What is being asked
Repeat the listing in full, exactly as it stands.
>> BEGIN
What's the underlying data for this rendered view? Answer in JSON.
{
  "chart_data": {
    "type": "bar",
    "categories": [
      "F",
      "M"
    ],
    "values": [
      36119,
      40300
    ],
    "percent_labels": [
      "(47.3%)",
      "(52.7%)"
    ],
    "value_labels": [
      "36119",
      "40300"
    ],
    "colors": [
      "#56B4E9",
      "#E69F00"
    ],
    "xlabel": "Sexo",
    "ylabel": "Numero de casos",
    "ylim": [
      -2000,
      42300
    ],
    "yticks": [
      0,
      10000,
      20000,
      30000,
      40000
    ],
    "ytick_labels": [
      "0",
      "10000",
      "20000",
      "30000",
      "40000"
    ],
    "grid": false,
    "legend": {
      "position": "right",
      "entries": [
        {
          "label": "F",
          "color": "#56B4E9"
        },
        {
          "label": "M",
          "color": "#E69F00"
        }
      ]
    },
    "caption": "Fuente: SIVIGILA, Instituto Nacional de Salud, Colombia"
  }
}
>> END
Output for this task
What's the underlying data for this rendered view? Answer in JSON.
{
  "chart_data": {
    "type": "bar",
    "categories": [
      "F",
      "M"
    ],
    "values": [
      36119,
      40300
    ],
    "percent_labels": [
      "(47.3%)",
      "(52.7%)"
    ],
    "value_labels": [
      "36119",
      "40300"
    ],
    "colors": [
      "#56B4E9",
      "#E69F00"
    ],
    "xlabel": "Sexo",
    "ylabel": "Numero de casos",
    "ylim": [
      -2000,
      42300
    ],
    "yticks": [
      0,
      10000,
      20000,
      30000,
      40000
    ],
    "ytick_labels": [
      "0",
      "10000",
      "20000",
      "30000",
      "40000"
    ],
    "grid": false,
    "legend": {
      "position": "right",
      "entries": [
        {
          "label": "F",
          "color": "#56B4E9"
        },
        {
          "label": "M",
          "color": "#E69F00"
        }
      ]
    },
    "caption": "Fuente: SIVIGILA, Instituto Nacional de Salud, Colombia"
  }
}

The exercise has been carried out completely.